### Übungstext
****

Bahrenfelder Umkreis

Abseits der Schnackenburgallee in Hamburg Bahrenfeld

Abseits der Schnackenburgallee

Eine unbeabsichtigt umfangreichere Radtour im Anschluß an die gestrigen Erkundungen in Bahrenfeld. Mit Sonne, Wolken und viel Wind, den die Fotografie nicht immer mochte. Immerhin, die Wetterlage wurde im Laufe meiner Strecke immer besser.

Mit der Kamera. Am Diebsteichweg in Hamburg Bahrenfeld

Am Diebsteichweg

Erste Station am Diebsteichweg, wo ich die Stimmung am Rande des Kleingartengebiets einzufangen suchte. Zwei Aufnahmen. Dann eher ziellos den Rondenbarg hoch bis zur Schnackenburgallee, irgendwie Stellingen im Blick. Doch unterwegs ließ ich mich von einem kleinen Abweg verleiten und kam in ein gänzlich unbekanntes Gebiet, das sich entlang eines stillgelegten Gleisabschnitts erstreckte. Gewerbeflächen auf der einen, das große Bahnareal Langenfelde auf der anderen Seite. Hier wäre Fotografie möglich gewesen, wenn ich mich nicht durch andere Streuner, die offensichtlich ähnlich Gedanken hegten, gestört gefühlt hätte. Die Bahngleise in Richtungen Stellingen zu überqueren, hatte ich mich nicht getraut. Mit dem Handy einige Punkte gemerkt. Für später.

Ursprung der Düngelau nahe dem Bahnhof Stellingen

Ursprung der Düngelau nahe dem Bahnhof Stellingen

Ein kleines Stück weiter nach Stellingen. Hier suchte ich nach einem Punkt, die Düngelau, die in einem Graben an der Lederstraße hervortritt, zu dokumentieren. Das wäre fast geglückt, doch der Wind blies zu stark.

****

### Zeilenauszüge

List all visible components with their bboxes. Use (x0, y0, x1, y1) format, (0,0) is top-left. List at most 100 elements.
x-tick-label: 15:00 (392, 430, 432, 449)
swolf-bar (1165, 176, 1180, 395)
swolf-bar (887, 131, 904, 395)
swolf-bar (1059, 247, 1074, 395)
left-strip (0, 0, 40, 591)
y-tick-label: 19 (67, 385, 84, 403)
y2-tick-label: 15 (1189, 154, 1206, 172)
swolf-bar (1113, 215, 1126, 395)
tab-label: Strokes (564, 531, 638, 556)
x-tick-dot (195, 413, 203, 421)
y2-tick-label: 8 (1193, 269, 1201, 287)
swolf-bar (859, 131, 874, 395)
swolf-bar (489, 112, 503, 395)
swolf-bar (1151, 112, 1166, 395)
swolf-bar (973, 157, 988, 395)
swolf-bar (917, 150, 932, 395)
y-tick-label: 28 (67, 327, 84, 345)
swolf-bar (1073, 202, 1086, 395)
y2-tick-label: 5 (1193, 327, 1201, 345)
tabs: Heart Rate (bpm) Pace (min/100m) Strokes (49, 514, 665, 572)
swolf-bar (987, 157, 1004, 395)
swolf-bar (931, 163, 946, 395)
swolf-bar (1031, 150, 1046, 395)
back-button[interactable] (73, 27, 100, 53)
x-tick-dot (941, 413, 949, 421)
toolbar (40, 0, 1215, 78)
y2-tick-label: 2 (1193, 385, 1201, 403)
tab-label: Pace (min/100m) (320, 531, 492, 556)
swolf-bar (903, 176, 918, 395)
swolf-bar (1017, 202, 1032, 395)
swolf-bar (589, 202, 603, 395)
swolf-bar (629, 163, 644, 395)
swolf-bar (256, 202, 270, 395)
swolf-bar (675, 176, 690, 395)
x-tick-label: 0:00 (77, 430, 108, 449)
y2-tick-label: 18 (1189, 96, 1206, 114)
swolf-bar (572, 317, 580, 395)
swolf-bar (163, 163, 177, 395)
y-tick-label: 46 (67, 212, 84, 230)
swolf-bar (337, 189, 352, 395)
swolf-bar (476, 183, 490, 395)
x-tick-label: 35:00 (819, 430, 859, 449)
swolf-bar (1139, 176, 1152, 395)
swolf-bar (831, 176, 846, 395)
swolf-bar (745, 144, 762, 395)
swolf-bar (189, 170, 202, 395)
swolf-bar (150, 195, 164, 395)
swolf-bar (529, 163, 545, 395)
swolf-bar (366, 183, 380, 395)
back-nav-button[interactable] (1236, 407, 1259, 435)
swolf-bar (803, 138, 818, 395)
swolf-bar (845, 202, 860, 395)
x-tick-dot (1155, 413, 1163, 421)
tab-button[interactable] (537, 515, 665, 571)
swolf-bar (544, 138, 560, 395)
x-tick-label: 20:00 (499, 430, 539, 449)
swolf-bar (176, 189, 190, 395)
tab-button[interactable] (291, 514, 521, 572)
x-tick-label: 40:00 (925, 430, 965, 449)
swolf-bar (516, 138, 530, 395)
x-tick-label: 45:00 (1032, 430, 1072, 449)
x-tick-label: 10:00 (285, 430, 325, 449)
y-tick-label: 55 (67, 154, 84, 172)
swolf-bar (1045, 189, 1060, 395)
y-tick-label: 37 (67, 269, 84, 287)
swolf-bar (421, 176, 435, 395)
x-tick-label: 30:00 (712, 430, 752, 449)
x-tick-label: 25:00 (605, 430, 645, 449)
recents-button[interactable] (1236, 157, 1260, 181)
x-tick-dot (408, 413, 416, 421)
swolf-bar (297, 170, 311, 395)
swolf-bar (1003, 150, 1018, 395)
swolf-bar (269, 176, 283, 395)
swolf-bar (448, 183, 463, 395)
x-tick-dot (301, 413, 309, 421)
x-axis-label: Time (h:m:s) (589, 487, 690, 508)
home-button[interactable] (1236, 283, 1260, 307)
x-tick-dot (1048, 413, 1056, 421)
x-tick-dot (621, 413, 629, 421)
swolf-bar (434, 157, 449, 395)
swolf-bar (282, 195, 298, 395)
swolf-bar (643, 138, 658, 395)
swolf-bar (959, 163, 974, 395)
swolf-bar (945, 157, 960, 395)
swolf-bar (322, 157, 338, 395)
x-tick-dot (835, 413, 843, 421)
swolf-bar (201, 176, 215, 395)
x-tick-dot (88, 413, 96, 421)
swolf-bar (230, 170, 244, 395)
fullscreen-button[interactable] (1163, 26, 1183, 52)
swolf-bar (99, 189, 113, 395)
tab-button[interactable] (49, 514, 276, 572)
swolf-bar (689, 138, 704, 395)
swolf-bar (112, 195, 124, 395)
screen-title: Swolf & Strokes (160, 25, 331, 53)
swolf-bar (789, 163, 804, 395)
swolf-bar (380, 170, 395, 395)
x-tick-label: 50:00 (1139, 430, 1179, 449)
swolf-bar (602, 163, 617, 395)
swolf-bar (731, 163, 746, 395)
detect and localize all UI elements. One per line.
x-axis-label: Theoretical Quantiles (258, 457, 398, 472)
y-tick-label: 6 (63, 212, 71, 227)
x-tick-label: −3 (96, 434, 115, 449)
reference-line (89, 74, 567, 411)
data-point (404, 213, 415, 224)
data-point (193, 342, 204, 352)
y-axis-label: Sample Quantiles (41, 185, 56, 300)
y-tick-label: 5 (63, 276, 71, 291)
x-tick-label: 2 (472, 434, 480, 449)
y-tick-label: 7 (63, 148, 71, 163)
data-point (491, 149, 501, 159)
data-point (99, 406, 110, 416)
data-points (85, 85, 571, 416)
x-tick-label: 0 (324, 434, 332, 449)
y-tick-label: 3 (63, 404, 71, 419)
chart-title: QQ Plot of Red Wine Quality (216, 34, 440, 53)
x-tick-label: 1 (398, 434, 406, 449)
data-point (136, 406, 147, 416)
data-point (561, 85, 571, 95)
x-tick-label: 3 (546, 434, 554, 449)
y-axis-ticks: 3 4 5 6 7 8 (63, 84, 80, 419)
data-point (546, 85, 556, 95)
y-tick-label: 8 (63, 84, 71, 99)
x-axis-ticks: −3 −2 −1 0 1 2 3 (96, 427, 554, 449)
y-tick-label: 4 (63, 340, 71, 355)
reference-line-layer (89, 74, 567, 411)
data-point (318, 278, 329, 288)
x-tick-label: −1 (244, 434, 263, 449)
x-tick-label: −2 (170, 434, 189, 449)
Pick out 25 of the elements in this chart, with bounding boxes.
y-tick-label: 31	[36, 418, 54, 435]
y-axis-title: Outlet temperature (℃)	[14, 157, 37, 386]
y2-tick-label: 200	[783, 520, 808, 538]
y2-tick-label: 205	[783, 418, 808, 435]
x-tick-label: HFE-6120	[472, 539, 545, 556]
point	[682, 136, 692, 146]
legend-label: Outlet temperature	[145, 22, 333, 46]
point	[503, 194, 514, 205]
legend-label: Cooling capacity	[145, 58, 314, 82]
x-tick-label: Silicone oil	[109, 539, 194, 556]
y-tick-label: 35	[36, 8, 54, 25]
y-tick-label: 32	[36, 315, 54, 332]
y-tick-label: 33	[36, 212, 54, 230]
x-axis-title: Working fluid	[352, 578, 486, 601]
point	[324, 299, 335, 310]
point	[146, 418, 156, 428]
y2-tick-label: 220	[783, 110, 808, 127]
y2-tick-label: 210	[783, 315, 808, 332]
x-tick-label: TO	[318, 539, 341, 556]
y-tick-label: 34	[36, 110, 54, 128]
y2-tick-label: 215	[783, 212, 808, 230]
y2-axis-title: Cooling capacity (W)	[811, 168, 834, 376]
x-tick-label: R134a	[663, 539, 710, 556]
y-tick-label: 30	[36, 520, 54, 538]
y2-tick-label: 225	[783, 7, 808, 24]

****

### Deine Aufgabe
Gib aus dem Text oben über die Radtour durch Bahrenfeld den Abschnitt von „Erste Station am“ bis einschließlich „gemerkt. Für später.“ wortgetreu aus.

### Ergebnis
Erste Station am Diebsteichweg, wo ich die Stimmung am Rande des Kleingartengebiets einzufangen suchte. Zwei Aufnahmen. Dann eher ziellos den Rondenbarg hoch bis zur Schnackenburgallee, irgendwie Stellingen im Blick. Doch unterwegs ließ ich mich von einem kleinen Abweg verleiten und kam in ein gänzlich unbekanntes Gebiet, das sich entlang eines stillgelegten Gleisabschnitts erstreckte. Gewerbeflächen auf der einen, das große Bahnareal Langenfelde auf der anderen Seite. Hier wäre Fotografie möglich gewesen, wenn ich mich nicht durch andere Streuner, die offensichtlich ähnlich Gedanken hegten, gestört gefühlt hätte. Die Bahngleise in Richtungen Stellingen zu überqueren, hatte ich mich nicht getraut. Mit dem Handy einige Punkte gemerkt. Für später.